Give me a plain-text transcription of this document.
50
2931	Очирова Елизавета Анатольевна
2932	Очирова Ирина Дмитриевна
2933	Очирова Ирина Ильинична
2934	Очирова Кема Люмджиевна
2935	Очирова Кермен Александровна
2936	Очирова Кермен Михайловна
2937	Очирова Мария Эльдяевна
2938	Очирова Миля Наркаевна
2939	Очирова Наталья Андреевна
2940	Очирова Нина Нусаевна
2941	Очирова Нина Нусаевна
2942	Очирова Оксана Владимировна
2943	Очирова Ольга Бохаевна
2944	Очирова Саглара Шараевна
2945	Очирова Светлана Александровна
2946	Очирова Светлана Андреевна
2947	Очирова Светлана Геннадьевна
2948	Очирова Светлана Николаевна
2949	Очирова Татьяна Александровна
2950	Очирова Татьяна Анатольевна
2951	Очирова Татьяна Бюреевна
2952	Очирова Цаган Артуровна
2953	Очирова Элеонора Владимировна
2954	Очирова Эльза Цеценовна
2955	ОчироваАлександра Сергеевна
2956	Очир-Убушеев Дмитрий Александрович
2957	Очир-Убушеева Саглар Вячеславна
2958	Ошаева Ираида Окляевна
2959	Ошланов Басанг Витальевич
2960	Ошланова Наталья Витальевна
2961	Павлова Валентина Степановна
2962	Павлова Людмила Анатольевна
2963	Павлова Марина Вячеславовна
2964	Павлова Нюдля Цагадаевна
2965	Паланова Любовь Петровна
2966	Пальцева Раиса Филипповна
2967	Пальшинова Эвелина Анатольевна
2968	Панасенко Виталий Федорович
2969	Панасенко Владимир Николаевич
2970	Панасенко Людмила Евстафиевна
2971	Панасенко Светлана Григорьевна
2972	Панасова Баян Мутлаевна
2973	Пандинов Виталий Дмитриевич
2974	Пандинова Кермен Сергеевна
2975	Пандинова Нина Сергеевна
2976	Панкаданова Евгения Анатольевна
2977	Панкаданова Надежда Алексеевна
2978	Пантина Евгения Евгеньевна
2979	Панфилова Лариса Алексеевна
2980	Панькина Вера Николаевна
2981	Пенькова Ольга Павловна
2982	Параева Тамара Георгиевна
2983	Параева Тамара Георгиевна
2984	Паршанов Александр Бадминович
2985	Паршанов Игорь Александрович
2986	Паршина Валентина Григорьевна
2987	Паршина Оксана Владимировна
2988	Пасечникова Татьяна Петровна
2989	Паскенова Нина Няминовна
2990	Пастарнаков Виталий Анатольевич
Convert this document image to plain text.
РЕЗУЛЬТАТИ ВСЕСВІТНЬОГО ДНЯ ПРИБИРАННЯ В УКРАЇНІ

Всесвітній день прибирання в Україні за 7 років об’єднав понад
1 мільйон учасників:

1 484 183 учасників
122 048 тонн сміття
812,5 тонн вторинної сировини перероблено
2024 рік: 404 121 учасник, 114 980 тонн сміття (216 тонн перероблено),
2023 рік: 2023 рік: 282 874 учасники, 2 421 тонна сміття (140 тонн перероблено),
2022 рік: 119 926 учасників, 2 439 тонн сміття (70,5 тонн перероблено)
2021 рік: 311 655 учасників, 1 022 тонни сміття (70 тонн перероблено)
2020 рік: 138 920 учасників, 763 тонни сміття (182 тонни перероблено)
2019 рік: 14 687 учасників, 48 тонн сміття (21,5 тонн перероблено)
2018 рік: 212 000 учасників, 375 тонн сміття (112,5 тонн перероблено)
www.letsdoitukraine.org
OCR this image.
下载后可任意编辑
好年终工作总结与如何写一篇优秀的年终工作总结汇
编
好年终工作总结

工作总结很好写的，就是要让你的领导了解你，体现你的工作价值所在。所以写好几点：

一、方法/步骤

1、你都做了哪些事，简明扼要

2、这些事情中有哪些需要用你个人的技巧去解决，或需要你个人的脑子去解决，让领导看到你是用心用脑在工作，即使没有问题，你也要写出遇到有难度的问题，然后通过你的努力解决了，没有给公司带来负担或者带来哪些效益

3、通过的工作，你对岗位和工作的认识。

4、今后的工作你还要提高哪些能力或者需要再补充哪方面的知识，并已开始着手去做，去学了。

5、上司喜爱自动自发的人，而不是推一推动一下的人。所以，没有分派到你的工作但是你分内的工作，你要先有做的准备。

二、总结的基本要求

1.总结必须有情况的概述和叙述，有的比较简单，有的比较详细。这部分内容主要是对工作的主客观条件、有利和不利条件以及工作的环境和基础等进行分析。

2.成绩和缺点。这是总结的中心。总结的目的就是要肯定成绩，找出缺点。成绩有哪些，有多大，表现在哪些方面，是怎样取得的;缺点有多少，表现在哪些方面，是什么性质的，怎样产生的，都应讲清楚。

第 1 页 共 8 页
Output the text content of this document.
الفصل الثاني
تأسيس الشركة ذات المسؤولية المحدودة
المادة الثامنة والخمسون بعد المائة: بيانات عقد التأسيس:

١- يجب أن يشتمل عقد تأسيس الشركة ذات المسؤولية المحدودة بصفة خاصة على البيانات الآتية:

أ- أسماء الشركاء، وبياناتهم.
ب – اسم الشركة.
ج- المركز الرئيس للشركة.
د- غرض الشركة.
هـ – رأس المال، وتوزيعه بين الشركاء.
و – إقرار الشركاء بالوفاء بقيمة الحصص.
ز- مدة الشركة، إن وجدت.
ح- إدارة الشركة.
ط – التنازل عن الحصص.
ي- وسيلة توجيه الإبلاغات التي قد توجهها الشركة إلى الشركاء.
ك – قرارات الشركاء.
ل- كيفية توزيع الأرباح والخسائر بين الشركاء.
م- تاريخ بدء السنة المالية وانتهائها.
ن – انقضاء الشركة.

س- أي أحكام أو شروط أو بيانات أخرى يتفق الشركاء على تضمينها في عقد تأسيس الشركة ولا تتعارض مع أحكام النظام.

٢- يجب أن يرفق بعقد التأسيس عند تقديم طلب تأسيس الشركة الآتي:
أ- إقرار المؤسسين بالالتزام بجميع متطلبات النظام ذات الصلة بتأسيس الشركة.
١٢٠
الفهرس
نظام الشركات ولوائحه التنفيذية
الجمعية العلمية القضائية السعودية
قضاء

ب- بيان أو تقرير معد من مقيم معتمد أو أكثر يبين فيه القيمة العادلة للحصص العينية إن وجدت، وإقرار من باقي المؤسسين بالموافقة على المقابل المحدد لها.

Set exercise:
Pull out and copy each line containing the string "Панасенко".

Exercise answer:
2968	Панасенко Виталий Федорович
2969	Панасенко Владимир Николаевич
2970	Панасенко Людмила Евстафиевна
2971	Панасенко Светлана Григорьевна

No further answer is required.